» TO DO: Keep the pictures out and restate every record exactly.

>>>

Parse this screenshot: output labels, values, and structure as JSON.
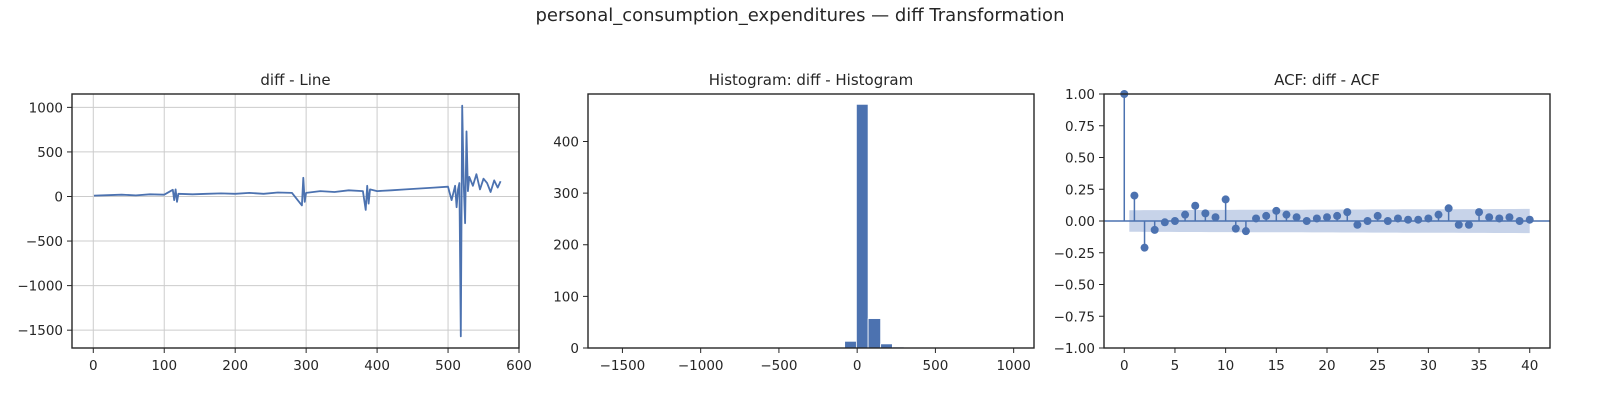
{
  "figure": {
    "title": "personal_consumption_expenditures — diff Transformation",
    "colors": {
      "series": "#4c72b0",
      "band": "#c7d3e9",
      "grid": "#cccccc",
      "axes": "#262626"
    }
  },
  "chart_data": [
    {
      "type": "line",
      "title": "diff - Line",
      "xlabel": "",
      "ylabel": "",
      "xlim": [
        -30,
        600
      ],
      "ylim": [
        -1700,
        1150
      ],
      "xticks": [
        0,
        100,
        200,
        300,
        400,
        500,
        600
      ],
      "yticks": [
        -1500,
        -1000,
        -500,
        0,
        500,
        1000
      ],
      "ytick_labels": [
        "−1500",
        "−1000",
        "−500",
        "0",
        "500",
        "1000"
      ],
      "grid": true,
      "series": [
        {
          "x": [
            1,
            20,
            40,
            60,
            80,
            100,
            112,
            114,
            116,
            118,
            120,
            140,
            160,
            180,
            200,
            220,
            240,
            260,
            280,
            294,
            296,
            298,
            300,
            320,
            340,
            360,
            380,
            384,
            386,
            388,
            390,
            400,
            420,
            440,
            460,
            480,
            500,
            505,
            510,
            512,
            514,
            516,
            518,
            520,
            522,
            524,
            526,
            528,
            530,
            535,
            540,
            545,
            550,
            555,
            560,
            565,
            570,
            574
          ],
          "y": [
            10,
            15,
            20,
            12,
            25,
            20,
            75,
            -40,
            80,
            -60,
            30,
            25,
            30,
            35,
            30,
            40,
            30,
            45,
            40,
            -100,
            210,
            -60,
            40,
            60,
            50,
            70,
            60,
            -150,
            120,
            -80,
            80,
            60,
            70,
            80,
            90,
            100,
            110,
            -40,
            120,
            -120,
            80,
            150,
            -1570,
            1020,
            150,
            -300,
            730,
            60,
            220,
            120,
            250,
            80,
            200,
            150,
            50,
            180,
            100,
            170
          ]
        }
      ]
    },
    {
      "type": "bar",
      "title": "Histogram: diff - Histogram",
      "xlabel": "",
      "ylabel": "",
      "xlim": [
        -1720,
        1130
      ],
      "ylim": [
        0,
        492
      ],
      "xticks": [
        -1500,
        -1000,
        -500,
        0,
        500,
        1000
      ],
      "xtick_labels": [
        "−1500",
        "−1000",
        "−500",
        "0",
        "500",
        "1000"
      ],
      "yticks": [
        0,
        100,
        200,
        300,
        400
      ],
      "grid": false,
      "bins": [
        {
          "x0": -160,
          "x1": -80,
          "count": 1
        },
        {
          "x0": -80,
          "x1": -5,
          "count": 13
        },
        {
          "x0": -5,
          "x1": 70,
          "count": 472
        },
        {
          "x0": 70,
          "x1": 150,
          "count": 57
        },
        {
          "x0": 150,
          "x1": 225,
          "count": 8
        },
        {
          "x0": 225,
          "x1": 300,
          "count": 2
        }
      ]
    },
    {
      "type": "scatter",
      "title": "ACF: diff - ACF",
      "xlabel": "",
      "ylabel": "",
      "xlim": [
        -2,
        42
      ],
      "ylim": [
        -1.0,
        1.0
      ],
      "xticks": [
        0,
        5,
        10,
        15,
        20,
        25,
        30,
        35,
        40
      ],
      "yticks": [
        -1.0,
        -0.75,
        -0.5,
        -0.25,
        0.0,
        0.25,
        0.5,
        0.75,
        1.0
      ],
      "ytick_labels": [
        "−1.00",
        "−0.75",
        "−0.50",
        "−0.25",
        "0.00",
        "0.25",
        "0.50",
        "0.75",
        "1.00"
      ],
      "grid": false,
      "lags": [
        0,
        1,
        2,
        3,
        4,
        5,
        6,
        7,
        8,
        9,
        10,
        11,
        12,
        13,
        14,
        15,
        16,
        17,
        18,
        19,
        20,
        21,
        22,
        23,
        24,
        25,
        26,
        27,
        28,
        29,
        30,
        31,
        32,
        33,
        34,
        35,
        36,
        37,
        38,
        39,
        40
      ],
      "values": [
        1.0,
        0.2,
        -0.21,
        -0.07,
        -0.01,
        0.0,
        0.05,
        0.12,
        0.06,
        0.03,
        0.17,
        -0.06,
        -0.08,
        0.02,
        0.04,
        0.08,
        0.05,
        0.03,
        0.0,
        0.02,
        0.03,
        0.04,
        0.07,
        -0.03,
        0.0,
        0.04,
        0.0,
        0.02,
        0.01,
        0.01,
        0.02,
        0.05,
        0.1,
        -0.03,
        -0.03,
        0.07,
        0.03,
        0.02,
        0.03,
        0.0,
        0.01
      ],
      "confidence_band": [
        0.085,
        0.095
      ]
    }
  ]
}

<<<

» EXERCISE SOLUTION:
Parse this screenshot: output labels, values, and structure as JSON.
{
  "figure": {
    "title": "personal_consumption_expenditures — diff Transformation",
    "colors": {
      "series": "#4c72b0",
      "band": "#c7d3e9",
      "grid": "#cccccc",
      "axes": "#262626"
    }
  },
  "chart_data": [
    {
      "type": "line",
      "title": "diff - Line",
      "xlabel": "",
      "ylabel": "",
      "xlim": [
        -30,
        600
      ],
      "ylim": [
        -1700,
        1150
      ],
      "xticks": [
        0,
        100,
        200,
        300,
        400,
        500,
        600
      ],
      "yticks": [
        -1500,
        -1000,
        -500,
        0,
        500,
        1000
      ],
      "ytick_labels": [
        "−1500",
        "−1000",
        "−500",
        "0",
        "500",
        "1000"
      ],
      "grid": true,
      "series": [
        {
          "x": [
            1,
            20,
            40,
            60,
            80,
            100,
            112,
            114,
            116,
            118,
            120,
            140,
            160,
            180,
            200,
            220,
            240,
            260,
            280,
            294,
            296,
            298,
            300,
            320,
            340,
            360,
            380,
            384,
            386,
            388,
            390,
            400,
            420,
            440,
            460,
            480,
            500,
            505,
            510,
            512,
            514,
            516,
            518,
            520,
            522,
            524,
            526,
            528,
            530,
            535,
            540,
            545,
            550,
            555,
            560,
            565,
            570,
            574
          ],
          "y": [
            10,
            15,
            20,
            12,
            25,
            20,
            75,
            -40,
            80,
            -60,
            30,
            25,
            30,
            35,
            30,
            40,
            30,
            45,
            40,
            -100,
            210,
            -60,
            40,
            60,
            50,
            70,
            60,
            -150,
            120,
            -80,
            80,
            60,
            70,
            80,
            90,
            100,
            110,
            -40,
            120,
            -120,
            80,
            150,
            -1570,
            1020,
            150,
            -300,
            730,
            60,
            220,
            120,
            250,
            80,
            200,
            150,
            50,
            180,
            100,
            170
          ]
        }
      ]
    },
    {
      "type": "bar",
      "title": "Histogram: diff - Histogram",
      "xlabel": "",
      "ylabel": "",
      "xlim": [
        -1720,
        1130
      ],
      "ylim": [
        0,
        492
      ],
      "xticks": [
        -1500,
        -1000,
        -500,
        0,
        500,
        1000
      ],
      "xtick_labels": [
        "−1500",
        "−1000",
        "−500",
        "0",
        "500",
        "1000"
      ],
      "yticks": [
        0,
        100,
        200,
        300,
        400
      ],
      "grid": false,
      "bins": [
        {
          "x0": -160,
          "x1": -80,
          "count": 1
        },
        {
          "x0": -80,
          "x1": -5,
          "count": 13
        },
        {
          "x0": -5,
          "x1": 70,
          "count": 472
        },
        {
          "x0": 70,
          "x1": 150,
          "count": 57
        },
        {
          "x0": 150,
          "x1": 225,
          "count": 8
        },
        {
          "x0": 225,
          "x1": 300,
          "count": 2
        }
      ]
    },
    {
      "type": "scatter",
      "title": "ACF: diff - ACF",
      "xlabel": "",
      "ylabel": "",
      "xlim": [
        -2,
        42
      ],
      "ylim": [
        -1.0,
        1.0
      ],
      "xticks": [
        0,
        5,
        10,
        15,
        20,
        25,
        30,
        35,
        40
      ],
      "yticks": [
        -1.0,
        -0.75,
        -0.5,
        -0.25,
        0.0,
        0.25,
        0.5,
        0.75,
        1.0
      ],
      "ytick_labels": [
        "−1.00",
        "−0.75",
        "−0.50",
        "−0.25",
        "0.00",
        "0.25",
        "0.50",
        "0.75",
        "1.00"
      ],
      "grid": false,
      "lags": [
        0,
        1,
        2,
        3,
        4,
        5,
        6,
        7,
        8,
        9,
        10,
        11,
        12,
        13,
        14,
        15,
        16,
        17,
        18,
        19,
        20,
        21,
        22,
        23,
        24,
        25,
        26,
        27,
        28,
        29,
        30,
        31,
        32,
        33,
        34,
        35,
        36,
        37,
        38,
        39,
        40
      ],
      "values": [
        1.0,
        0.2,
        -0.21,
        -0.07,
        -0.01,
        0.0,
        0.05,
        0.12,
        0.06,
        0.03,
        0.17,
        -0.06,
        -0.08,
        0.02,
        0.04,
        0.08,
        0.05,
        0.03,
        0.0,
        0.02,
        0.03,
        0.04,
        0.07,
        -0.03,
        0.0,
        0.04,
        0.0,
        0.02,
        0.01,
        0.01,
        0.02,
        0.05,
        0.1,
        -0.03,
        -0.03,
        0.07,
        0.03,
        0.02,
        0.03,
        0.0,
        0.01
      ],
      "confidence_band": [
        0.085,
        0.095
      ]
    }
  ]
}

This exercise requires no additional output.